Goal of the exercise –
Take from the listing each line that has the string "color".

Data to use –
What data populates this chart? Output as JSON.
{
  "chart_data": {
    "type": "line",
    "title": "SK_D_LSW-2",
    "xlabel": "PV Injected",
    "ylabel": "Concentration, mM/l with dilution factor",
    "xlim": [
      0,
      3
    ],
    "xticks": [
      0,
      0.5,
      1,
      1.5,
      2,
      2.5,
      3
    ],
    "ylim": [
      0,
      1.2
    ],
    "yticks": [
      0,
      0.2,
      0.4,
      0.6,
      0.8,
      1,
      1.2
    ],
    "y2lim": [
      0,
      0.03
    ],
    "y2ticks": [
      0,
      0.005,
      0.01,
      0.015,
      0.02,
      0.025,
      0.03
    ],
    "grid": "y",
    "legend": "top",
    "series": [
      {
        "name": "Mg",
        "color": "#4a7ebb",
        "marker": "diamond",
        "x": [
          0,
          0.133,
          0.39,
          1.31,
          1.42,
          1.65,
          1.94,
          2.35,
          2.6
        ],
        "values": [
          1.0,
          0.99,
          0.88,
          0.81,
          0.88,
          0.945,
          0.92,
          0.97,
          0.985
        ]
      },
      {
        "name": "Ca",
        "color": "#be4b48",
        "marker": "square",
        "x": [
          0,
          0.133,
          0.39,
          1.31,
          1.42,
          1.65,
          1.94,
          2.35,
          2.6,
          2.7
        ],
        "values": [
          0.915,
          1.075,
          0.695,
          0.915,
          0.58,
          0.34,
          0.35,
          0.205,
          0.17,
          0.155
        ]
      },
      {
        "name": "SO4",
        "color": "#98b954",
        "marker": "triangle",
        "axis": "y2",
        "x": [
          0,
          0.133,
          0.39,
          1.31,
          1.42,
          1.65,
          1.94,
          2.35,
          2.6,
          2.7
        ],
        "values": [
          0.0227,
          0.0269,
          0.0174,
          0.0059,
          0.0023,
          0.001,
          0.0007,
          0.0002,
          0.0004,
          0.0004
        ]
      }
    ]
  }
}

Written answer –
        "color": "#4a7ebb",
        "color": "#be4b48",
        "color": "#98b954",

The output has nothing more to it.